◆ Data items
* start *

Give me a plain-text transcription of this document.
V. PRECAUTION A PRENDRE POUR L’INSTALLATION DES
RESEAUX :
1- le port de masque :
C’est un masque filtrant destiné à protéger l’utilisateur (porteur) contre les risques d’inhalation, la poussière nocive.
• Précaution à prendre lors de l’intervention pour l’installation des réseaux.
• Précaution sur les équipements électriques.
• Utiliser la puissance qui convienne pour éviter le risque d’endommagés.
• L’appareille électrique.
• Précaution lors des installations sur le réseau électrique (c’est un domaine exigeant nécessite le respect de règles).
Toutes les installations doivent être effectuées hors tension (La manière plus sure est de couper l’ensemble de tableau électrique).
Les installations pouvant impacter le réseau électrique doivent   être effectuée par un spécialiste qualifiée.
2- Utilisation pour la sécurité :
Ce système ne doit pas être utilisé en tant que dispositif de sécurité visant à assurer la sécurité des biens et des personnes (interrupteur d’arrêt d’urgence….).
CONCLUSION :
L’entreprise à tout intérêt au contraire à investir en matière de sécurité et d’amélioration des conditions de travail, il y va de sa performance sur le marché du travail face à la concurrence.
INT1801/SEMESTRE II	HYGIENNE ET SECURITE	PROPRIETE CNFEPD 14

* end *

◆ Short exercise
Identify all lines in the records above with the word "lors".

◆ Exercise result
• Précaution à prendre lors de l’intervention pour l’installation des réseaux.
• Précaution lors des installations sur le réseau électrique (c’est un domaine exigeant nécessite le respect de règles).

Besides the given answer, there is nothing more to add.